### Exercise goal
Give only the number of lines where "Oregon" occurs.

### Recorded data
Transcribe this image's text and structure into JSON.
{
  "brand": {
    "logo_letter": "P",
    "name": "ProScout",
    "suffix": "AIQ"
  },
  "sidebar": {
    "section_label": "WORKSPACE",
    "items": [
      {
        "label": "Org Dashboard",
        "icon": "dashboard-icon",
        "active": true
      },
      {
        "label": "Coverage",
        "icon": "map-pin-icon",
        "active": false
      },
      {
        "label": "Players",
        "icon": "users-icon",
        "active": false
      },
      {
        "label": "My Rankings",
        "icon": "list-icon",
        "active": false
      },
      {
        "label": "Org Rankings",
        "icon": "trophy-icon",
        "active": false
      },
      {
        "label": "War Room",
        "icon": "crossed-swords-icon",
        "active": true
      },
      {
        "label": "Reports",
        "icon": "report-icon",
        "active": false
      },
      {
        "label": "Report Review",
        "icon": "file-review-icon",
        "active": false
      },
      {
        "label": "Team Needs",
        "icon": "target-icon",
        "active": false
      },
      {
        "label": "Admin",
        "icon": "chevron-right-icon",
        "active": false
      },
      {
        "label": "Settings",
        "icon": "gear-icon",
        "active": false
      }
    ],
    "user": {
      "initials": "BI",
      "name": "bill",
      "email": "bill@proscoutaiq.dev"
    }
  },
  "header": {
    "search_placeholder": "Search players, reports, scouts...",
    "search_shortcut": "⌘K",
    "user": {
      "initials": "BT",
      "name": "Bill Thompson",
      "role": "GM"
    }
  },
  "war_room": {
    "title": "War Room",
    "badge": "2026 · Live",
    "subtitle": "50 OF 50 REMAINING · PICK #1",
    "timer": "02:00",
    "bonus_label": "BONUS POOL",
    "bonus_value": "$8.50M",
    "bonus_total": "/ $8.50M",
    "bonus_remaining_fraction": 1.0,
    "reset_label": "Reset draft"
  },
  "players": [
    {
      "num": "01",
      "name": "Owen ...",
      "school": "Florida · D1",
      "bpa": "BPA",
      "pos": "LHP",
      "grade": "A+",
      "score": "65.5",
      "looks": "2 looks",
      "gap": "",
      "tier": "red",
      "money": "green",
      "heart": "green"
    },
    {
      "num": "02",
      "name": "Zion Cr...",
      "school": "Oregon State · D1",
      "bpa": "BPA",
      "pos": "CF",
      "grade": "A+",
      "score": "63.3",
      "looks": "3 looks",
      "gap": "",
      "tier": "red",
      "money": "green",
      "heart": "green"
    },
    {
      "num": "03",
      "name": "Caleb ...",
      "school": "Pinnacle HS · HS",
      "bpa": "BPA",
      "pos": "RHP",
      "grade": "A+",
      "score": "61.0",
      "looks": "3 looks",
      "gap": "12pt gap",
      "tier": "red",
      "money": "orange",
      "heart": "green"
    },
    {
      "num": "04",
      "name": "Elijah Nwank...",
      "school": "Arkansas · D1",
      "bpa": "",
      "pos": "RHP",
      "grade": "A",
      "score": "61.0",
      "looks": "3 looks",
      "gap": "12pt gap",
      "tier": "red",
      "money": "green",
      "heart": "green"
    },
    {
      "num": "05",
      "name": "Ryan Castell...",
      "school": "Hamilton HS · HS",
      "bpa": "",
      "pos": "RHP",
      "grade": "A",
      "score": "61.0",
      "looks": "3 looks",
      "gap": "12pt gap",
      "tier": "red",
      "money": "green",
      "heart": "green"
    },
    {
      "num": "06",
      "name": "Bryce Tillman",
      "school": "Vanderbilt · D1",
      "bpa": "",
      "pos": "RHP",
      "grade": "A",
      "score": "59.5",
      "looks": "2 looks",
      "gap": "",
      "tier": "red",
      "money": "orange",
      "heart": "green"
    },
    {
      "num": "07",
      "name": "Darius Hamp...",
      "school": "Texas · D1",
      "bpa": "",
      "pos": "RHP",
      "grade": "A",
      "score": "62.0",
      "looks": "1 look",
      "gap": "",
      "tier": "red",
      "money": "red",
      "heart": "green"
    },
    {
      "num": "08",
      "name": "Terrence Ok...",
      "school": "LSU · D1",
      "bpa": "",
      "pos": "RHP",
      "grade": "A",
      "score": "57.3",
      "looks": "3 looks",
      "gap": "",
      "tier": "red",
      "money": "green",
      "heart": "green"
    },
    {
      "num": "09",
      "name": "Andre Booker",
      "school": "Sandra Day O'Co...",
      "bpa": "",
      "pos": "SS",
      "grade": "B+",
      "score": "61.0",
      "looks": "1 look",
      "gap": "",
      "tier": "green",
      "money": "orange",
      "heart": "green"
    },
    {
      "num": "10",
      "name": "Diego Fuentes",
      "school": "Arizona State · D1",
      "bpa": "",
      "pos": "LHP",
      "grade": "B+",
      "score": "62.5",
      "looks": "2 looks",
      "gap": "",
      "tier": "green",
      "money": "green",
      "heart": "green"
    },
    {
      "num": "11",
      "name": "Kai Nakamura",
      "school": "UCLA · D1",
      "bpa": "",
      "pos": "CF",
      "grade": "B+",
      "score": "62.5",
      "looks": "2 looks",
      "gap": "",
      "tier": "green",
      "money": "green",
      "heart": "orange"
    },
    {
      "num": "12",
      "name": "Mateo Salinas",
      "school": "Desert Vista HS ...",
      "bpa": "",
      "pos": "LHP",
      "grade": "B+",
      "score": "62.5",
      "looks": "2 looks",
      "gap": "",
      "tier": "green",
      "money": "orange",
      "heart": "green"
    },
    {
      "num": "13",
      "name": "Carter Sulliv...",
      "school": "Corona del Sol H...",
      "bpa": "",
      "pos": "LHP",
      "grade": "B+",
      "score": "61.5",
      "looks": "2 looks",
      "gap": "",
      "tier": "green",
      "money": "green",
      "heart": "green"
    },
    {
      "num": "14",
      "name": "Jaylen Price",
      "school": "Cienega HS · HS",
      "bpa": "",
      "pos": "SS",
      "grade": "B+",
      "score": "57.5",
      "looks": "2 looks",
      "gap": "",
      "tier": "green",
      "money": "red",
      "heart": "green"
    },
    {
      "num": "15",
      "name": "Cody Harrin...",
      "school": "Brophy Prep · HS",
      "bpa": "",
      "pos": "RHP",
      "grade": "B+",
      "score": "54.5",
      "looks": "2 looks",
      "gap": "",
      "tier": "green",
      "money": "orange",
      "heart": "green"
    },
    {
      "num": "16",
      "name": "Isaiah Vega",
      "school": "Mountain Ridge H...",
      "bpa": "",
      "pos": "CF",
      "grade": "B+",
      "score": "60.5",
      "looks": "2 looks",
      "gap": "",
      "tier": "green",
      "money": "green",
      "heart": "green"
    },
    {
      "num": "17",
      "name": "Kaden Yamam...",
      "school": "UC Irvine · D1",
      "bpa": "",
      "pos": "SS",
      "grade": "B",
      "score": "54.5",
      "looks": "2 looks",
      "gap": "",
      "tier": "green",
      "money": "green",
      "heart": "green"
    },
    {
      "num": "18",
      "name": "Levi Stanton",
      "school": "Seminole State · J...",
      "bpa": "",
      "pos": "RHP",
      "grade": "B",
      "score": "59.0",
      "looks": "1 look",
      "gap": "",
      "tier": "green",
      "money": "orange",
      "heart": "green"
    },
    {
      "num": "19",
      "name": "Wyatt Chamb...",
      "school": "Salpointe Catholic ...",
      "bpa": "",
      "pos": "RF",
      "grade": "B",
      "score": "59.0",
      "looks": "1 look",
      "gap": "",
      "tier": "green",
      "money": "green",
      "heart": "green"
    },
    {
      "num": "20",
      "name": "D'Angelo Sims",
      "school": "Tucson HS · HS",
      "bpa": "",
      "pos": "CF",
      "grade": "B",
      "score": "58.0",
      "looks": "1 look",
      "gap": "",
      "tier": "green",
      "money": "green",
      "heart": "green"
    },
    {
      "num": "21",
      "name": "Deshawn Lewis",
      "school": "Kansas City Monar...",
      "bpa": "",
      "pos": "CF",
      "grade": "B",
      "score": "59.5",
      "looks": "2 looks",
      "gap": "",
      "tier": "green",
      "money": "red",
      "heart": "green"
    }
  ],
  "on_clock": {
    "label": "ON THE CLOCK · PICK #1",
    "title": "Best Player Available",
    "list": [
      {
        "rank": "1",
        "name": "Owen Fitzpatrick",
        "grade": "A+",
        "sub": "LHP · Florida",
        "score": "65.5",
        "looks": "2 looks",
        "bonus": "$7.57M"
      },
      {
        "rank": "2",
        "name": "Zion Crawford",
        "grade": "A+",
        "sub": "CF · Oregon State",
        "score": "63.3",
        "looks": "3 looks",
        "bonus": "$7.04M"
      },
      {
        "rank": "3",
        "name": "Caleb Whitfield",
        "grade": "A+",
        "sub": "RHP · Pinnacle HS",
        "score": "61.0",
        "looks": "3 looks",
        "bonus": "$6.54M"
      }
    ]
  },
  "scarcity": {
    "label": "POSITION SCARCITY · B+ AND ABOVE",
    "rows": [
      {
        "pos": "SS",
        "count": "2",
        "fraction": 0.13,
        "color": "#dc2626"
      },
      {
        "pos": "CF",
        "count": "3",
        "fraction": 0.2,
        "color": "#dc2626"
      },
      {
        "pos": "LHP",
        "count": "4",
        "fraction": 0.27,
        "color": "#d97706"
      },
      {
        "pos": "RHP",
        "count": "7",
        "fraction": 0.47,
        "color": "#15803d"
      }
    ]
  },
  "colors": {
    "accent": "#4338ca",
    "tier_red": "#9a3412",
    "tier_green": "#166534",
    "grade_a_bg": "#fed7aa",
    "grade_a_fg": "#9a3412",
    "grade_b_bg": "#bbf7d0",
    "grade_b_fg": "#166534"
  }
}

### Solution
2